==== Records ====

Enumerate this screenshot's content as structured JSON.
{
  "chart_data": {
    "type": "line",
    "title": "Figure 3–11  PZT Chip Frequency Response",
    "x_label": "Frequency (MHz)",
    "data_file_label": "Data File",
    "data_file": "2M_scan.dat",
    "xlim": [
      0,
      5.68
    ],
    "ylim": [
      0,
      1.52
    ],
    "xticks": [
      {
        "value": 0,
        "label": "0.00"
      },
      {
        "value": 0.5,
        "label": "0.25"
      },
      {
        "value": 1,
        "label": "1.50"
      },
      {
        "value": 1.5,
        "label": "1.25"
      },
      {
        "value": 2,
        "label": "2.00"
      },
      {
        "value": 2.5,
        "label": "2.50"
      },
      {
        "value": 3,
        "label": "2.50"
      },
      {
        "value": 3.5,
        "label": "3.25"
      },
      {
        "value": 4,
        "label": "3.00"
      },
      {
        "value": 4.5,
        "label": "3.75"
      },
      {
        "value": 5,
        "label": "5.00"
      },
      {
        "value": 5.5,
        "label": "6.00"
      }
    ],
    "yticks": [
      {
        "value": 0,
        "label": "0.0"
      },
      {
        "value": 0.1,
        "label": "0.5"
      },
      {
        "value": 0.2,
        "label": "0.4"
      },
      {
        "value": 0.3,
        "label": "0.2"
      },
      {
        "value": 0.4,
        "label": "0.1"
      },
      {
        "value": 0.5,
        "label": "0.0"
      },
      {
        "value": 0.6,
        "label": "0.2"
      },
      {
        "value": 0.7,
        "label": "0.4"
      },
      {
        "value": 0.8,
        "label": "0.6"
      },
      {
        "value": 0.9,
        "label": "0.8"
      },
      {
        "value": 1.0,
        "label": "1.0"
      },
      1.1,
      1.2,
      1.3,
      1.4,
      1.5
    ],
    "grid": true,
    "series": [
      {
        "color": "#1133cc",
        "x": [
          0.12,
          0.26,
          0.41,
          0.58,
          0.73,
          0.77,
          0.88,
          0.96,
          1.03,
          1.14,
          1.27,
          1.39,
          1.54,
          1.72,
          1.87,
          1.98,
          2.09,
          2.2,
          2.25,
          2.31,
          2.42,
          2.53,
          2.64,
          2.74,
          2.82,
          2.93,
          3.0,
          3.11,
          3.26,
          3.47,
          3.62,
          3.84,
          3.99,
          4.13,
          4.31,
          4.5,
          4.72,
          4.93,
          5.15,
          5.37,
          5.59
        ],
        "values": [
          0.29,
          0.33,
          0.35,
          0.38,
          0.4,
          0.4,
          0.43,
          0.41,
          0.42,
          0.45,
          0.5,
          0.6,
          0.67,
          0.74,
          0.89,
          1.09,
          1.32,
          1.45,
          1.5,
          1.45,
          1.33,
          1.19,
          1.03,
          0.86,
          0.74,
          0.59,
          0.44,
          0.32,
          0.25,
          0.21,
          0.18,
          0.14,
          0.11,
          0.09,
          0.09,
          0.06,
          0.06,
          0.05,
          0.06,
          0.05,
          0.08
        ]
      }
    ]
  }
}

====

§ **Set problem**: Copy each record from above without leaving any out.

§ **Answer for this exercise**:
Enumerate this screenshot's content as structured JSON.
{
  "chart_data": {
    "type": "line",
    "title": "Figure 3–11  PZT Chip Frequency Response",
    "x_label": "Frequency (MHz)",
    "data_file_label": "Data File",
    "data_file": "2M_scan.dat",
    "xlim": [
      0,
      5.68
    ],
    "ylim": [
      0,
      1.52
    ],
    "xticks": [
      {
        "value": 0,
        "label": "0.00"
      },
      {
        "value": 0.5,
        "label": "0.25"
      },
      {
        "value": 1,
        "label": "1.50"
      },
      {
        "value": 1.5,
        "label": "1.25"
      },
      {
        "value": 2,
        "label": "2.00"
      },
      {
        "value": 2.5,
        "label": "2.50"
      },
      {
        "value": 3,
        "label": "2.50"
      },
      {
        "value": 3.5,
        "label": "3.25"
      },
      {
        "value": 4,
        "label": "3.00"
      },
      {
        "value": 4.5,
        "label": "3.75"
      },
      {
        "value": 5,
        "label": "5.00"
      },
      {
        "value": 5.5,
        "label": "6.00"
      }
    ],
    "yticks": [
      {
        "value": 0,
        "label": "0.0"
      },
      {
        "value": 0.1,
        "label": "0.5"
      },
      {
        "value": 0.2,
        "label": "0.4"
      },
      {
        "value": 0.3,
        "label": "0.2"
      },
      {
        "value": 0.4,
        "label": "0.1"
      },
      {
        "value": 0.5,
        "label": "0.0"
      },
      {
        "value": 0.6,
        "label": "0.2"
      },
      {
        "value": 0.7,
        "label": "0.4"
      },
      {
        "value": 0.8,
        "label": "0.6"
      },
      {
        "value": 0.9,
        "label": "0.8"
      },
      {
        "value": 1.0,
        "label": "1.0"
      },
      1.1,
      1.2,
      1.3,
      1.4,
      1.5
    ],
    "grid": true,
    "series": [
      {
        "color": "#1133cc",
        "x": [
          0.12,
          0.26,
          0.41,
          0.58,
          0.73,
          0.77,
          0.88,
          0.96,
          1.03,
          1.14,
          1.27,
          1.39,
          1.54,
          1.72,
          1.87,
          1.98,
          2.09,
          2.2,
          2.25,
          2.31,
          2.42,
          2.53,
          2.64,
          2.74,
          2.82,
          2.93,
          3.0,
          3.11,
          3.26,
          3.47,
          3.62,
          3.84,
          3.99,
          4.13,
          4.31,
          4.5,
          4.72,
          4.93,
          5.15,
          5.37,
          5.59
        ],
        "values": [
          0.29,
          0.33,
          0.35,
          0.38,
          0.4,
          0.4,
          0.43,
          0.41,
          0.42,
          0.45,
          0.5,
          0.6,
          0.67,
          0.74,
          0.89,
          1.09,
          1.32,
          1.45,
          1.5,
          1.45,
          1.33,
          1.19,
          1.03,
          0.86,
          0.74,
          0.59,
          0.44,
          0.32,
          0.25,
          0.21,
          0.18,
          0.14,
          0.11,
          0.09,
          0.09,
          0.06,
          0.06,
          0.05,
          0.06,
          0.05,
          0.08
        ]
      }
    ]
  }
}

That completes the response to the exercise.